* Task to complete: Quote the records that follow in full, leaving the pictures out.

* The records:
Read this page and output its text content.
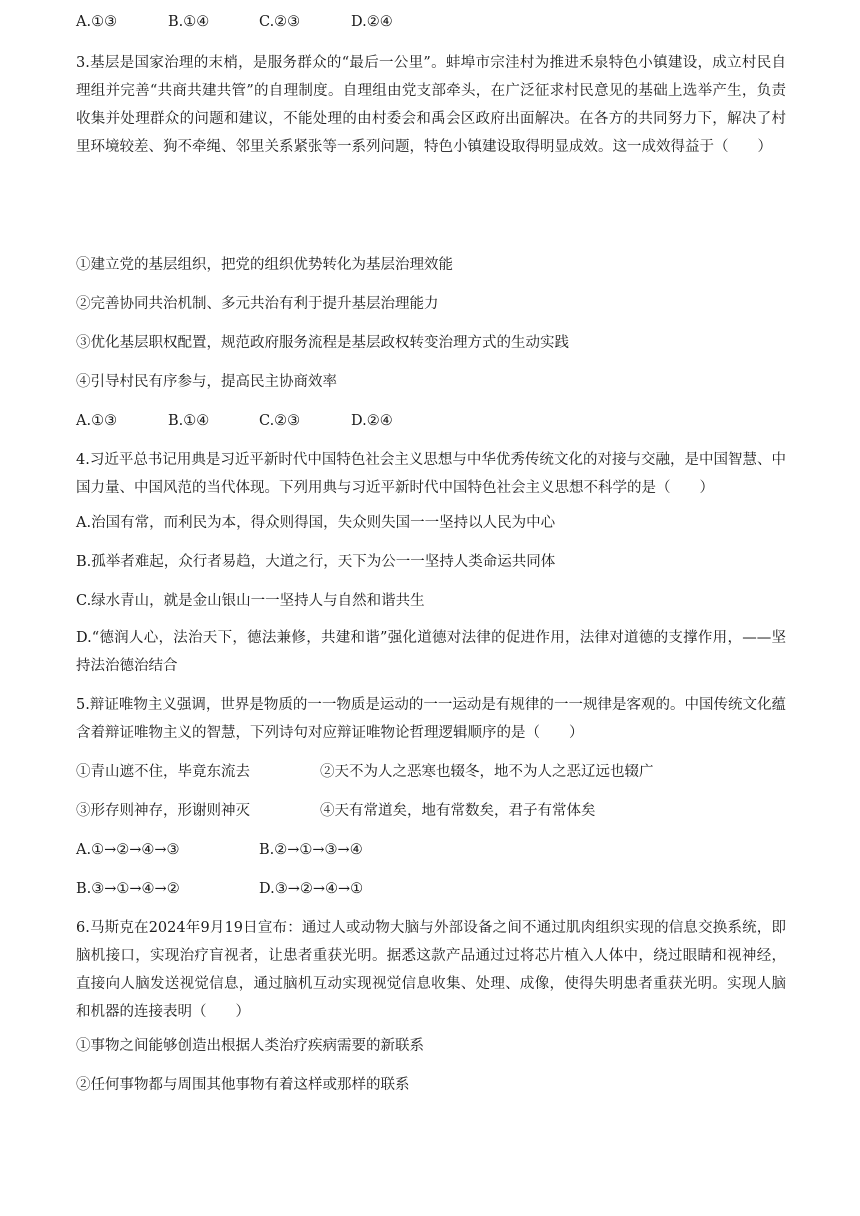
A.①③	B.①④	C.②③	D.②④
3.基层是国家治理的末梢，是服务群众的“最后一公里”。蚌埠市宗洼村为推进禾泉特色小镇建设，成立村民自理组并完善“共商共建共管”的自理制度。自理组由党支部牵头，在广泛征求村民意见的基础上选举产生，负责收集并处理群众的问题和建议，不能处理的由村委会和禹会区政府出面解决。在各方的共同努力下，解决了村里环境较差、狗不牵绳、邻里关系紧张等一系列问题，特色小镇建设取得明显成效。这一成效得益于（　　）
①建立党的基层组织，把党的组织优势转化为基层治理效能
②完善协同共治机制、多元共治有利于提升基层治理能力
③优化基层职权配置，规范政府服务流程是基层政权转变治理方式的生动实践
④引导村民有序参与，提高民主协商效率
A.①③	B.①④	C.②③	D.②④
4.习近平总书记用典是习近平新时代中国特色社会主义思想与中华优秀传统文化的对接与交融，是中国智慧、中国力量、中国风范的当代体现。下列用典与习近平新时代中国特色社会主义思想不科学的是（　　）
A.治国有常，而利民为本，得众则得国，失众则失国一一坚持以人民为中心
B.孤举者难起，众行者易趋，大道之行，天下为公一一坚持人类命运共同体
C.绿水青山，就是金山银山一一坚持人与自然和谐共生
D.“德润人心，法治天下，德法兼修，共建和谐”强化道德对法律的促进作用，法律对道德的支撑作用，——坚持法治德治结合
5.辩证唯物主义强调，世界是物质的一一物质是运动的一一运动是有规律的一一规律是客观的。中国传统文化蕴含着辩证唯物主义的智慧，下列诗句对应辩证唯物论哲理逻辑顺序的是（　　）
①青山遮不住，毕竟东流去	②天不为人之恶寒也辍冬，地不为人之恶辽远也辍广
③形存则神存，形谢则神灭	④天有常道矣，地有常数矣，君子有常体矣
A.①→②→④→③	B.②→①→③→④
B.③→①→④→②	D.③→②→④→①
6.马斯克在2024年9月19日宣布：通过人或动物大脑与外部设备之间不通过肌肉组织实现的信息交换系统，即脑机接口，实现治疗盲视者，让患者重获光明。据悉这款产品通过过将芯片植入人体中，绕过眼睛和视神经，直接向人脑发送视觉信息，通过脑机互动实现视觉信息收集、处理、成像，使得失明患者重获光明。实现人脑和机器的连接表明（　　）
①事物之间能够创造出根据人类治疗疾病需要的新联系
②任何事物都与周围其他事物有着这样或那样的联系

* Result for this task:
Read this page and output its text content.
A.①③	B.①④	C.②③	D.②④
3.基层是国家治理的末梢，是服务群众的“最后一公里”。蚌埠市宗洼村为推进禾泉特色小镇建设，成立村民自理组并完善“共商共建共管”的自理制度。自理组由党支部牵头，在广泛征求村民意见的基础上选举产生，负责收集并处理群众的问题和建议，不能处理的由村委会和禹会区政府出面解决。在各方的共同努力下，解决了村里环境较差、狗不牵绳、邻里关系紧张等一系列问题，特色小镇建设取得明显成效。这一成效得益于（　　）
①建立党的基层组织，把党的组织优势转化为基层治理效能
②完善协同共治机制、多元共治有利于提升基层治理能力
③优化基层职权配置，规范政府服务流程是基层政权转变治理方式的生动实践
④引导村民有序参与，提高民主协商效率
A.①③	B.①④	C.②③	D.②④
4.习近平总书记用典是习近平新时代中国特色社会主义思想与中华优秀传统文化的对接与交融，是中国智慧、中国力量、中国风范的当代体现。下列用典与习近平新时代中国特色社会主义思想不科学的是（　　）
A.治国有常，而利民为本，得众则得国，失众则失国一一坚持以人民为中心
B.孤举者难起，众行者易趋，大道之行，天下为公一一坚持人类命运共同体
C.绿水青山，就是金山银山一一坚持人与自然和谐共生
D.“德润人心，法治天下，德法兼修，共建和谐”强化道德对法律的促进作用，法律对道德的支撑作用，——坚持法治德治结合
5.辩证唯物主义强调，世界是物质的一一物质是运动的一一运动是有规律的一一规律是客观的。中国传统文化蕴含着辩证唯物主义的智慧，下列诗句对应辩证唯物论哲理逻辑顺序的是（　　）
①青山遮不住，毕竟东流去	②天不为人之恶寒也辍冬，地不为人之恶辽远也辍广
③形存则神存，形谢则神灭	④天有常道矣，地有常数矣，君子有常体矣
A.①→②→④→③	B.②→①→③→④
B.③→①→④→②	D.③→②→④→①
6.马斯克在2024年9月19日宣布：通过人或动物大脑与外部设备之间不通过肌肉组织实现的信息交换系统，即脑机接口，实现治疗盲视者，让患者重获光明。据悉这款产品通过过将芯片植入人体中，绕过眼睛和视神经，直接向人脑发送视觉信息，通过脑机互动实现视觉信息收集、处理、成像，使得失明患者重获光明。实现人脑和机器的连接表明（　　）
①事物之间能够创造出根据人类治疗疾病需要的新联系
②任何事物都与周围其他事物有着这样或那样的联系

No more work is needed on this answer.